_Exercise objective_
Pick out the lines containing "と回答した人のランチ時間の過ごし方".

------------------------------------------------------------

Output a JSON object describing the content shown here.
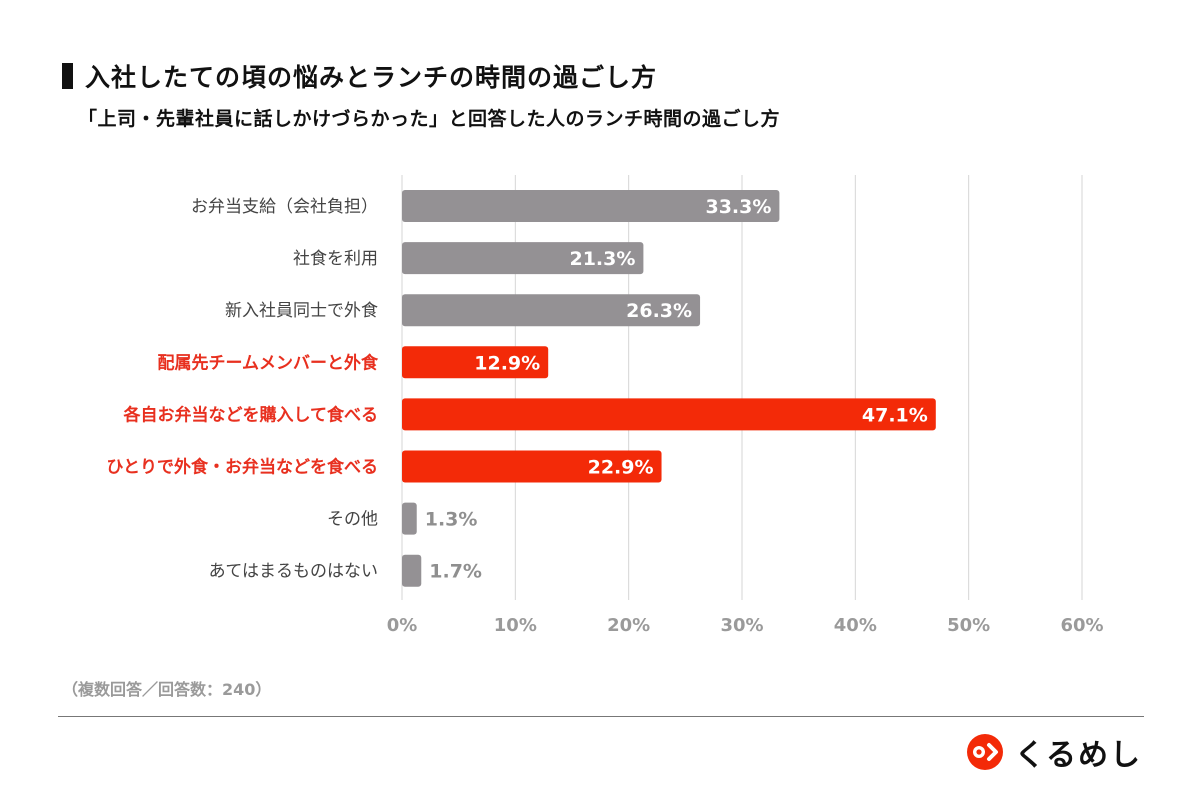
{
  "header": {
    "title": "入社したての頃の悩みとランチの時間の過ごし方",
    "subtitle": "「上司・先輩社員に話しかけづらかった」と回答した人のランチ時間の過ごし方"
  },
  "chart_data": {
    "type": "bar",
    "orientation": "horizontal",
    "title": "入社したての頃の悩みとランチの時間の過ごし方",
    "subtitle": "「上司・先輩社員に話しかけづらかった」と回答した人のランチ時間の過ごし方",
    "categories": [
      "お弁当支給（会社負担）",
      "社食を利用",
      "新入社員同士で外食",
      "配属先チームメンバーと外食",
      "各自お弁当などを購入して食べる",
      "ひとりで外食・お弁当などを食べる",
      "その他",
      "あてはまるものはない"
    ],
    "values": [
      33.3,
      21.3,
      26.3,
      12.9,
      47.1,
      22.9,
      1.3,
      1.7
    ],
    "value_labels": [
      "33.3%",
      "21.3%",
      "26.3%",
      "12.9%",
      "47.1%",
      "22.9%",
      "1.3%",
      "1.7%"
    ],
    "highlighted": [
      false,
      false,
      false,
      true,
      true,
      true,
      false,
      false
    ],
    "xlim": [
      0,
      60
    ],
    "x_ticks": [
      "0%",
      "10%",
      "20%",
      "30%",
      "40%",
      "50%",
      "60%"
    ],
    "grid": true,
    "colors": {
      "default": "#949194",
      "highlight": "#f32a08"
    },
    "xlabel": "",
    "ylabel": ""
  },
  "footer": {
    "note": "（複数回答／回答数：240）",
    "logo_text": "くるめし"
  }
}
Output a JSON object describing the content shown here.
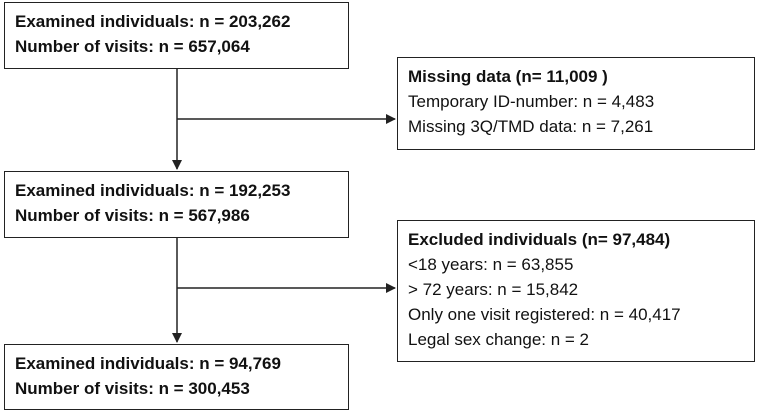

------------------------------------------------------------

_Task output_
    "subtitle": "「上司・先輩社員に話しかけづらかった」と回答した人のランチ時間の過ごし方"
    "subtitle": "「上司・先輩社員に話しかけづらかった」と回答した人のランチ時間の過ごし方",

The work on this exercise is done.